>> START Source data

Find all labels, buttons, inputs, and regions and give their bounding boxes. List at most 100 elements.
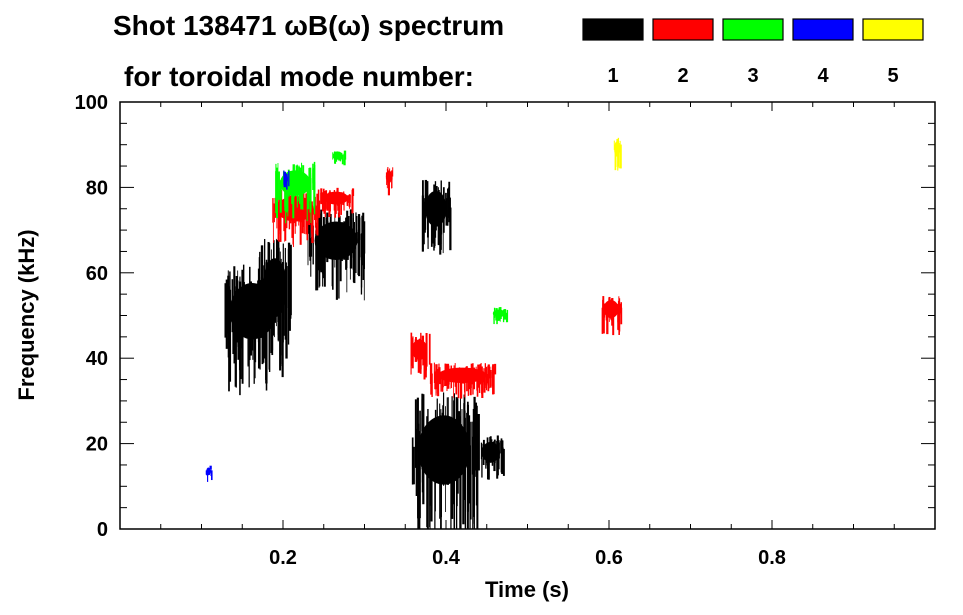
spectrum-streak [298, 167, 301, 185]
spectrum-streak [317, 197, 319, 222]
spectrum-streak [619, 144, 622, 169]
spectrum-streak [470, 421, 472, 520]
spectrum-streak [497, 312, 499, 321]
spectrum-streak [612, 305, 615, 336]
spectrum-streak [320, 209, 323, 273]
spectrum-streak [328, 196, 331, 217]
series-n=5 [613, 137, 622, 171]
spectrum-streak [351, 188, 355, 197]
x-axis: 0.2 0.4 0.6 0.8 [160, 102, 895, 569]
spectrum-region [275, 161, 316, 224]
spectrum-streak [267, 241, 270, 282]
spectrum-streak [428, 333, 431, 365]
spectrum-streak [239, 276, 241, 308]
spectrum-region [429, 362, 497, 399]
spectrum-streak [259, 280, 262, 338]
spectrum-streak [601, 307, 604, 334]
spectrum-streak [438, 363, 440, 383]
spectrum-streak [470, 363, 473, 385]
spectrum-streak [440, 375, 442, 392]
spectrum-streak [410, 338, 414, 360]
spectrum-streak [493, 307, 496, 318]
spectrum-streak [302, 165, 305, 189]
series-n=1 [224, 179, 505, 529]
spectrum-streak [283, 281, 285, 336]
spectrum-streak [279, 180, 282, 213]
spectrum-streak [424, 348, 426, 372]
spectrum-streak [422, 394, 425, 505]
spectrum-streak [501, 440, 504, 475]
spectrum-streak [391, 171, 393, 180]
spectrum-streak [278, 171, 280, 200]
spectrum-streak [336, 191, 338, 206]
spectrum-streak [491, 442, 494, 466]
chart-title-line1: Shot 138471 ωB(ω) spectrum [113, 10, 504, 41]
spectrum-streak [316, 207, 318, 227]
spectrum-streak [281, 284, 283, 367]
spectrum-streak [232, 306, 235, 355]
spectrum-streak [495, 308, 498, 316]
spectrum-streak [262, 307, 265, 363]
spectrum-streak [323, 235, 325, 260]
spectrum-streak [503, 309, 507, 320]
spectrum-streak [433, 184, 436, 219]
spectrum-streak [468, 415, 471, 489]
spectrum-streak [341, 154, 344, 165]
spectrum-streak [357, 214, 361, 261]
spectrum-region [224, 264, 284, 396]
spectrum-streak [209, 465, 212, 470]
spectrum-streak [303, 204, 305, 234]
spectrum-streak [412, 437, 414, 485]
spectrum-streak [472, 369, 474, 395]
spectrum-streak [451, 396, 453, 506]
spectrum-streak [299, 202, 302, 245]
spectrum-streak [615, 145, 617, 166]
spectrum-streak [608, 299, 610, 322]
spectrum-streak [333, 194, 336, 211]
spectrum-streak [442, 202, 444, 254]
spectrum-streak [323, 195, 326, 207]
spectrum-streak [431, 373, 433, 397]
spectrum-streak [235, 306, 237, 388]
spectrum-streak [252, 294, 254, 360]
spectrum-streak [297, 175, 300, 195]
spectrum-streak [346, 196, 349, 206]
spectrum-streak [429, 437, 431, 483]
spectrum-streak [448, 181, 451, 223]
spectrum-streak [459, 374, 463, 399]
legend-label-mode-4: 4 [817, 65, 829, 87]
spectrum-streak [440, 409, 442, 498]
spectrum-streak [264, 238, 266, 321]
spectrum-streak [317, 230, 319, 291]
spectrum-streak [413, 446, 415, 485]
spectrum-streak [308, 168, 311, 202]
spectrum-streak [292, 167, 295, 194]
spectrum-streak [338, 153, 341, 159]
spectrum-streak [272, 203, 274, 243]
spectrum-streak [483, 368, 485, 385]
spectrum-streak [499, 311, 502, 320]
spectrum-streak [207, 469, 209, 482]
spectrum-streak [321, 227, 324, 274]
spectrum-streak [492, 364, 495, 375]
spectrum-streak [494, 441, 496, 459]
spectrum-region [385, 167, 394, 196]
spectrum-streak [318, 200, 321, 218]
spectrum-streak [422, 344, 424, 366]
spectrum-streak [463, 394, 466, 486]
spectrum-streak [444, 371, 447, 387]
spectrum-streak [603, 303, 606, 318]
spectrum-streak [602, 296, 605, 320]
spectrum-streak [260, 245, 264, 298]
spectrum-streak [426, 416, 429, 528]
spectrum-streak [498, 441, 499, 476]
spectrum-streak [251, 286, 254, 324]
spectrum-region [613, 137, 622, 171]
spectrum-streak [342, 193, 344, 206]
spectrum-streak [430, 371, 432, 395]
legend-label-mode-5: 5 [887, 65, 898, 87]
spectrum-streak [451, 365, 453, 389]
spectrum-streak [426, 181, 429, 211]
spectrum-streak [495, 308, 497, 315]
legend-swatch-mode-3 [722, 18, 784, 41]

>> END Source data

**Task details**
Rewrite the lines starting at the line that contains "spectrum-streak [298, 167, 301, 185]" and ending at the line that contains "spectrum-streak [239, 276, 241, 308]", swapping "spectrum-region" for "spectrum-area" and leaving everything else unchanged.

**Output of the task**
spectrum-streak [298, 167, 301, 185]
spectrum-streak [317, 197, 319, 222]
spectrum-streak [619, 144, 622, 169]
spectrum-streak [470, 421, 472, 520]
spectrum-streak [497, 312, 499, 321]
spectrum-streak [612, 305, 615, 336]
spectrum-streak [320, 209, 323, 273]
spectrum-streak [328, 196, 331, 217]
series-n=5 [613, 137, 622, 171]
spectrum-streak [351, 188, 355, 197]
x-axis: 0.2 0.4 0.6 0.8 [160, 102, 895, 569]
spectrum-area [275, 161, 316, 224]
spectrum-streak [267, 241, 270, 282]
spectrum-streak [428, 333, 431, 365]
spectrum-streak [239, 276, 241, 308]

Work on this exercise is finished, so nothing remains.